BEGIN Material for this task
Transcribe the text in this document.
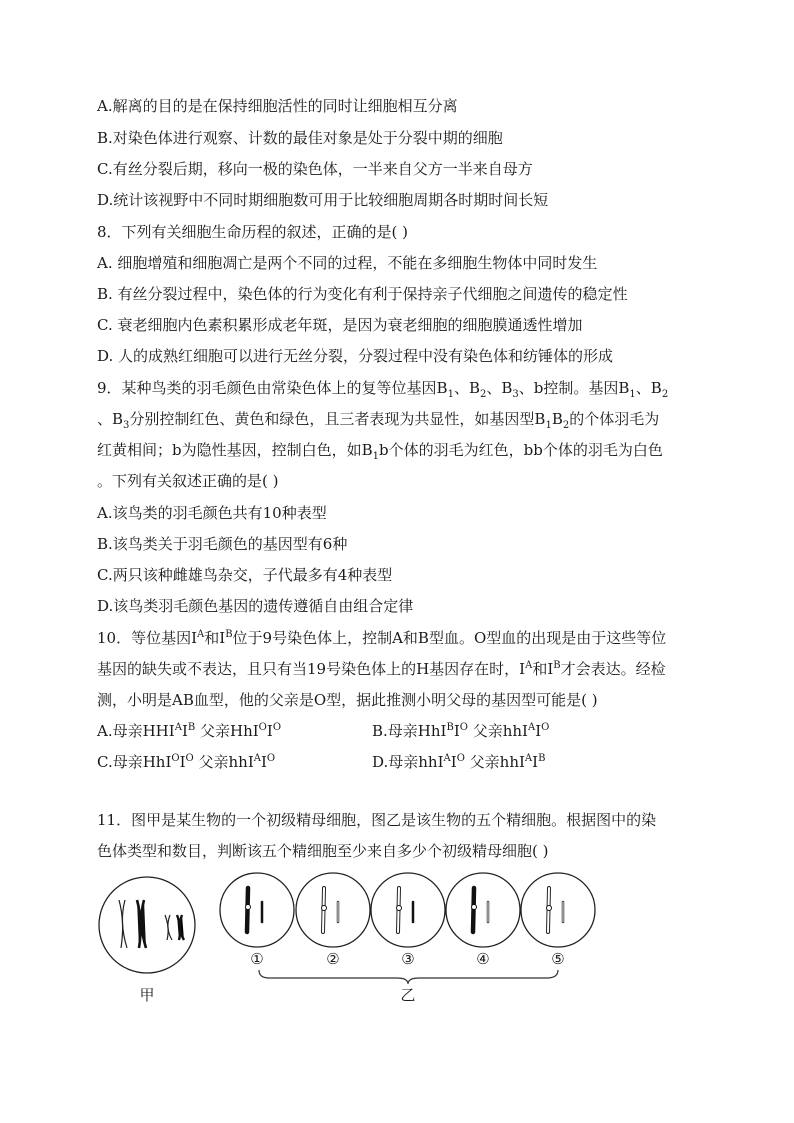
A.解离的目的是在保持细胞活性的同时让细胞相互分离
B.对染色体进行观察、计数的最佳对象是处于分裂中期的细胞
C.有丝分裂后期，移向一极的染色体，一半来自父方一半来自母方
D.统计该视野中不同时期细胞数可用于比较细胞周期各时期时间长短
8．下列有关细胞生命历程的叙述，正确的是( )
A. 细胞增殖和细胞凋亡是两个不同的过程，不能在多细胞生物体中同时发生
B. 有丝分裂过程中，染色体的行为变化有利于保持亲子代细胞之间遗传的稳定性
C. 衰老细胞内色素积累形成老年斑，是因为衰老细胞的细胞膜通透性增加
D. 人的成熟红细胞可以进行无丝分裂，分裂过程中没有染色体和纺锤体的形成
9．某种鸟类的羽毛颜色由常染色体上的复等位基因$B_1$、$B_2$、$B_3$、b控制。基因$B_1$、$B_2$
、$B_3$分别控制红色、黄色和绿色，且三者表现为共显性，如基因型$B_1B_2$的个体羽毛为
红黄相间；b为隐性基因，控制白色，如$B_1b$个体的羽毛为红色，bb个体的羽毛为白色
。下列有关叙述正确的是( )
A.该鸟类的羽毛颜色共有10种表型
B.该鸟类关于羽毛颜色的基因型有6种
C.两只该种雌雄鸟杂交，子代最多有4种表型
D.该鸟类羽毛颜色基因的遗传遵循自由组合定律
10．等位基因$I^A$和$I^B$位于9号染色体上，控制A和B型血。O型血的出现是由于这些等位
基因的缺失或不表达，且只有当19号染色体上的H基因存在时，$I^A$和$I^B$才会表达。经检
测，小明是AB血型，他的父亲是O型，据此推测小明父母的基因型可能是( )
A.母亲$HHI^AI^B$ 父亲$HhI^OI^O$	B.母亲$HhI^BI^O$ 父亲$hhI^AI^O$
C.母亲$HhI^OI^O$ 父亲$hhI^AI^O$	D.母亲$hhI^AI^O$ 父亲$hhI^AI^B$
11．图甲是某生物的一个初级精母细胞，图乙是该生物的五个精细胞。根据图中的染
色体类型和数目，判断该五个精细胞至少来自多少个初级精母细胞( )
甲	乙
①	②	③	④	⑤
END Material for this task
**Requirements**.
Leave the pictures out and write out every entry exactly as given.

**Written solution**.
Transcribe the text in this document.
A.解离的目的是在保持细胞活性的同时让细胞相互分离
B.对染色体进行观察、计数的最佳对象是处于分裂中期的细胞
C.有丝分裂后期，移向一极的染色体，一半来自父方一半来自母方
D.统计该视野中不同时期细胞数可用于比较细胞周期各时期时间长短
8．下列有关细胞生命历程的叙述，正确的是( )
A. 细胞增殖和细胞凋亡是两个不同的过程，不能在多细胞生物体中同时发生
B. 有丝分裂过程中，染色体的行为变化有利于保持亲子代细胞之间遗传的稳定性
C. 衰老细胞内色素积累形成老年斑，是因为衰老细胞的细胞膜通透性增加
D. 人的成熟红细胞可以进行无丝分裂，分裂过程中没有染色体和纺锤体的形成
9．某种鸟类的羽毛颜色由常染色体上的复等位基因$B_1$、$B_2$、$B_3$、b控制。基因$B_1$、$B_2$
、$B_3$分别控制红色、黄色和绿色，且三者表现为共显性，如基因型$B_1B_2$的个体羽毛为
红黄相间；b为隐性基因，控制白色，如$B_1b$个体的羽毛为红色，bb个体的羽毛为白色
。下列有关叙述正确的是( )
A.该鸟类的羽毛颜色共有10种表型
B.该鸟类关于羽毛颜色的基因型有6种
C.两只该种雌雄鸟杂交，子代最多有4种表型
D.该鸟类羽毛颜色基因的遗传遵循自由组合定律
10．等位基因$I^A$和$I^B$位于9号染色体上，控制A和B型血。O型血的出现是由于这些等位
基因的缺失或不表达，且只有当19号染色体上的H基因存在时，$I^A$和$I^B$才会表达。经检
测，小明是AB血型，他的父亲是O型，据此推测小明父母的基因型可能是( )
A.母亲$HHI^AI^B$ 父亲$HhI^OI^O$	B.母亲$HhI^BI^O$ 父亲$hhI^AI^O$
C.母亲$HhI^OI^O$ 父亲$hhI^AI^O$	D.母亲$hhI^AI^O$ 父亲$hhI^AI^B$
11．图甲是某生物的一个初级精母细胞，图乙是该生物的五个精细胞。根据图中的染
色体类型和数目，判断该五个精细胞至少来自多少个初级精母细胞( )
甲	乙
①	②	③	④	⑤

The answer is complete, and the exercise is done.